• **Directions**:
Every record that follows must be duplicated exactly, with images left out.

** BEGIN **

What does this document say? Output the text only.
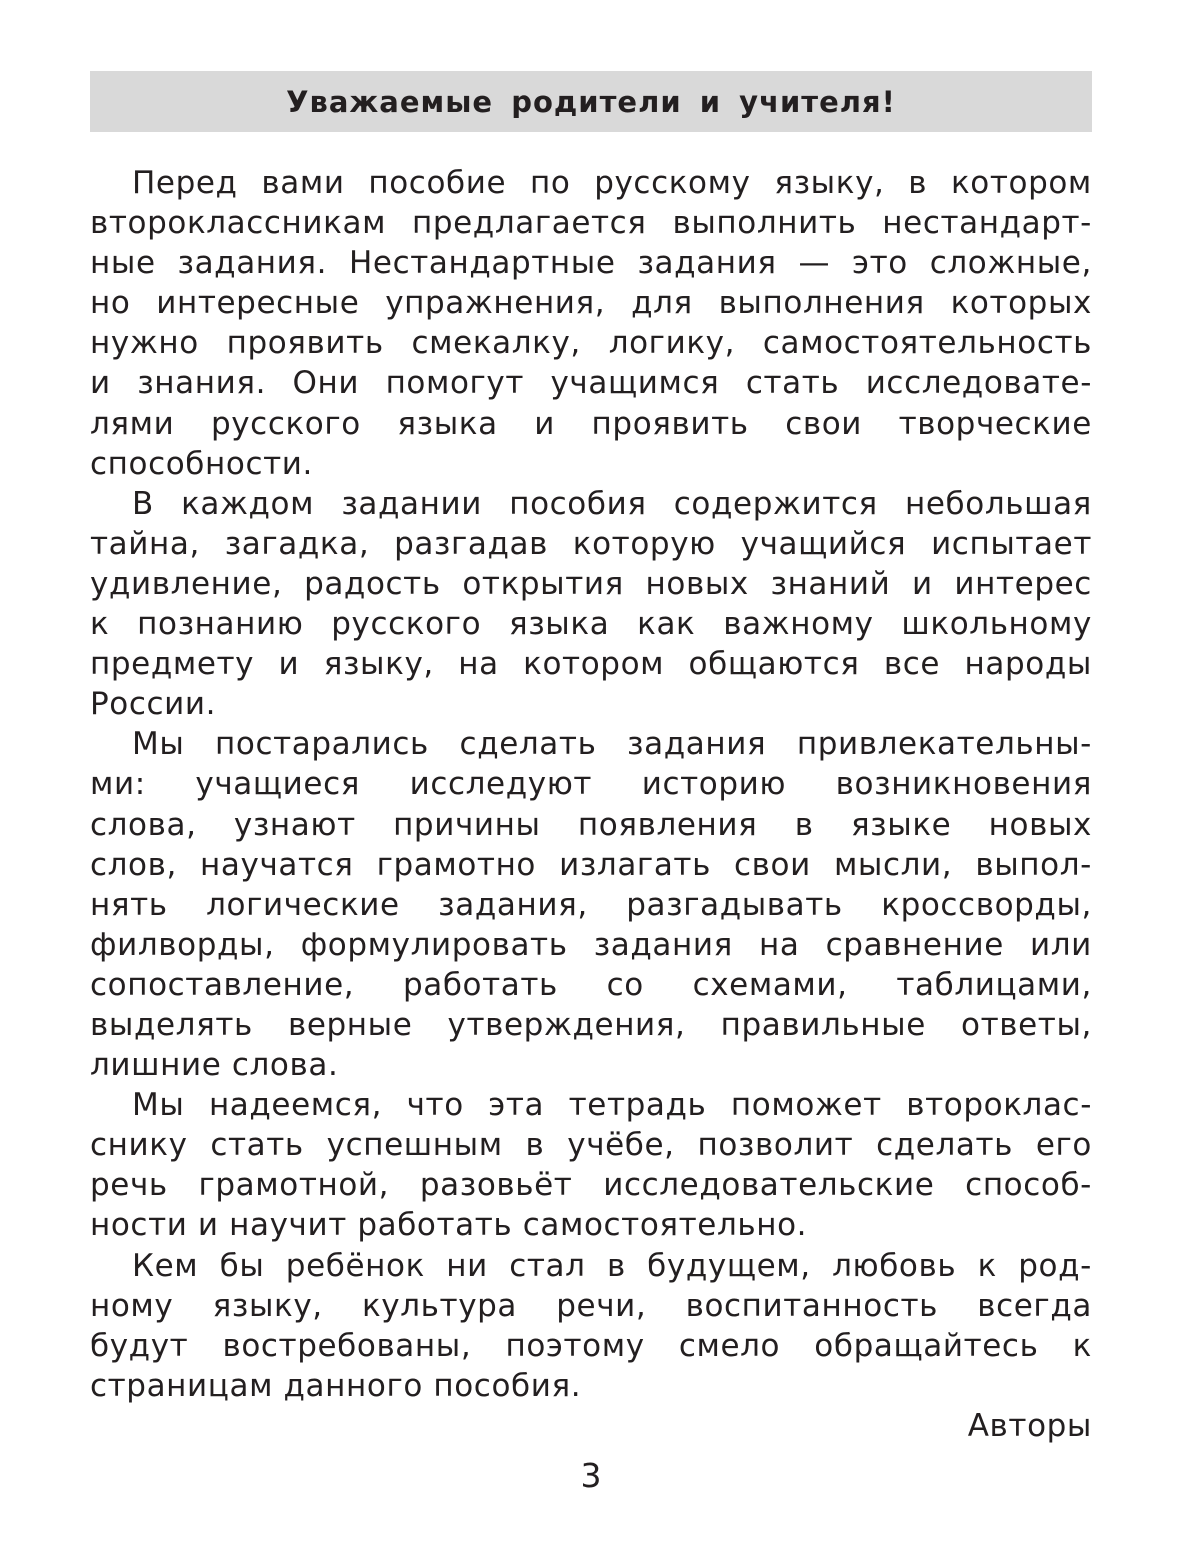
Уважаемые родители и учителя!
Перед вами пособие по русскому языку, в котором
второклассникам предлагается выполнить нестандарт-
ные задания. Нестандартные задания — это сложные,
но интересные упражнения, для выполнения которых
нужно проявить смекалку, логику, самостоятельность
и знания. Они помогут учащимся стать исследовате-
лями русского языка и проявить свои творческие
способности.
В каждом задании пособия содержится небольшая
тайна, загадка, разгадав которую учащийся испытает
удивление, радость открытия новых знаний и интерес
к познанию русского языка как важному школьному
предмету и языку, на котором общаются все народы
России.
Мы постарались сделать задания привлекательны-
ми: учащиеся исследуют историю возникновения
слова, узнают причины появления в языке новых
слов, научатся грамотно излагать свои мысли, выпол-
нять логические задания, разгадывать кроссворды,
филворды, формулировать задания на сравнение или
сопоставление, работать со схемами, таблицами,
выделять верные утверждения, правильные ответы,
лишние слова.
Мы надеемся, что эта тетрадь поможет второклас-
снику стать успешным в учёбе, позволит сделать его
речь грамотной, разовьёт исследовательские способ-
ности и научит работать самостоятельно.
Кем бы ребёнок ни стал в будущем, любовь к род-
ному языку, культура речи, воспитанность всегда
будут востребованы, поэтому смело обращайтесь к
страницам данного пособия.
Авторы
3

** END **

• **Exercise solution**:
What does this document say? Output the text only.
Уважаемые родители и учителя!
Перед вами пособие по русскому языку, в котором
второклассникам предлагается выполнить нестандарт-
ные задания. Нестандартные задания — это сложные,
но интересные упражнения, для выполнения которых
нужно проявить смекалку, логику, самостоятельность
и знания. Они помогут учащимся стать исследовате-
лями русского языка и проявить свои творческие
способности.
В каждом задании пособия содержится небольшая
тайна, загадка, разгадав которую учащийся испытает
удивление, радость открытия новых знаний и интерес
к познанию русского языка как важному школьному
предмету и языку, на котором общаются все народы
России.
Мы постарались сделать задания привлекательны-
ми: учащиеся исследуют историю возникновения
слова, узнают причины появления в языке новых
слов, научатся грамотно излагать свои мысли, выпол-
нять логические задания, разгадывать кроссворды,
филворды, формулировать задания на сравнение или
сопоставление, работать со схемами, таблицами,
выделять верные утверждения, правильные ответы,
лишние слова.
Мы надеемся, что эта тетрадь поможет второклас-
снику стать успешным в учёбе, позволит сделать его
речь грамотной, разовьёт исследовательские способ-
ности и научит работать самостоятельно.
Кем бы ребёнок ни стал в будущем, любовь к род-
ному языку, культура речи, воспитанность всегда
будут востребованы, поэтому смело обращайтесь к
страницам данного пособия.
Авторы
3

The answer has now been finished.